Rows —
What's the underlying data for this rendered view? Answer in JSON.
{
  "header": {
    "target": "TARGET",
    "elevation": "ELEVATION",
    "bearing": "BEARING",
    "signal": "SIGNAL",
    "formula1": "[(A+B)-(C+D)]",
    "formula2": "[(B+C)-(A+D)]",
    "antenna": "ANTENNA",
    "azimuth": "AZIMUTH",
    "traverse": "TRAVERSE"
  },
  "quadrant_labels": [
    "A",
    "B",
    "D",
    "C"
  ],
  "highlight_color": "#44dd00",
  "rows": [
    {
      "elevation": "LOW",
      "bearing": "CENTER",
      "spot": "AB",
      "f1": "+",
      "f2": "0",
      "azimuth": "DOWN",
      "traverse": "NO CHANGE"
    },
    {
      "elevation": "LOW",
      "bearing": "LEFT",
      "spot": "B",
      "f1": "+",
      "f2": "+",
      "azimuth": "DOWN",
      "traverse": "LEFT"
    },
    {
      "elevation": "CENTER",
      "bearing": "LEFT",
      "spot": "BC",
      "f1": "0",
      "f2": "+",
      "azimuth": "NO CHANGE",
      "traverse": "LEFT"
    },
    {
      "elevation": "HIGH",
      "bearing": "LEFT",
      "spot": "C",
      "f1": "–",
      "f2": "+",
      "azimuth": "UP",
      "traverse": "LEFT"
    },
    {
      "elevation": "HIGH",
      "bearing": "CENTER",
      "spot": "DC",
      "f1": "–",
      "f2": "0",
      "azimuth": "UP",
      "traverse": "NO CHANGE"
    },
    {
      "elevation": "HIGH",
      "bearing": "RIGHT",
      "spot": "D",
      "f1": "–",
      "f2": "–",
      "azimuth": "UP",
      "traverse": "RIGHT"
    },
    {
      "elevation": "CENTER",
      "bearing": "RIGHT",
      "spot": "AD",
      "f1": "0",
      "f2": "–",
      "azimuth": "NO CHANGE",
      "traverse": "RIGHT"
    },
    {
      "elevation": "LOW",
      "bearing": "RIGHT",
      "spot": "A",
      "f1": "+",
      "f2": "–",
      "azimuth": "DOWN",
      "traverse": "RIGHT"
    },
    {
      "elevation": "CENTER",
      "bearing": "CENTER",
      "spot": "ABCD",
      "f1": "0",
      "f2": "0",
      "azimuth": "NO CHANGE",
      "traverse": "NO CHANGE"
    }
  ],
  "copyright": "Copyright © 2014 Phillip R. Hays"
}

Stated exercise — Reproduce every line above without error.

The solution —
What's the underlying data for this rendered view? Answer in JSON.
{
  "header": {
    "target": "TARGET",
    "elevation": "ELEVATION",
    "bearing": "BEARING",
    "signal": "SIGNAL",
    "formula1": "[(A+B)-(C+D)]",
    "formula2": "[(B+C)-(A+D)]",
    "antenna": "ANTENNA",
    "azimuth": "AZIMUTH",
    "traverse": "TRAVERSE"
  },
  "quadrant_labels": [
    "A",
    "B",
    "D",
    "C"
  ],
  "highlight_color": "#44dd00",
  "rows": [
    {
      "elevation": "LOW",
      "bearing": "CENTER",
      "spot": "AB",
      "f1": "+",
      "f2": "0",
      "azimuth": "DOWN",
      "traverse": "NO CHANGE"
    },
    {
      "elevation": "LOW",
      "bearing": "LEFT",
      "spot": "B",
      "f1": "+",
      "f2": "+",
      "azimuth": "DOWN",
      "traverse": "LEFT"
    },
    {
      "elevation": "CENTER",
      "bearing": "LEFT",
      "spot": "BC",
      "f1": "0",
      "f2": "+",
      "azimuth": "NO CHANGE",
      "traverse": "LEFT"
    },
    {
      "elevation": "HIGH",
      "bearing": "LEFT",
      "spot": "C",
      "f1": "–",
      "f2": "+",
      "azimuth": "UP",
      "traverse": "LEFT"
    },
    {
      "elevation": "HIGH",
      "bearing": "CENTER",
      "spot": "DC",
      "f1": "–",
      "f2": "0",
      "azimuth": "UP",
      "traverse": "NO CHANGE"
    },
    {
      "elevation": "HIGH",
      "bearing": "RIGHT",
      "spot": "D",
      "f1": "–",
      "f2": "–",
      "azimuth": "UP",
      "traverse": "RIGHT"
    },
    {
      "elevation": "CENTER",
      "bearing": "RIGHT",
      "spot": "AD",
      "f1": "0",
      "f2": "–",
      "azimuth": "NO CHANGE",
      "traverse": "RIGHT"
    },
    {
      "elevation": "LOW",
      "bearing": "RIGHT",
      "spot": "A",
      "f1": "+",
      "f2": "–",
      "azimuth": "DOWN",
      "traverse": "RIGHT"
    },
    {
      "elevation": "CENTER",
      "bearing": "CENTER",
      "spot": "ABCD",
      "f1": "0",
      "f2": "0",
      "azimuth": "NO CHANGE",
      "traverse": "NO CHANGE"
    }
  ],
  "copyright": "Copyright © 2014 Phillip R. Hays"
}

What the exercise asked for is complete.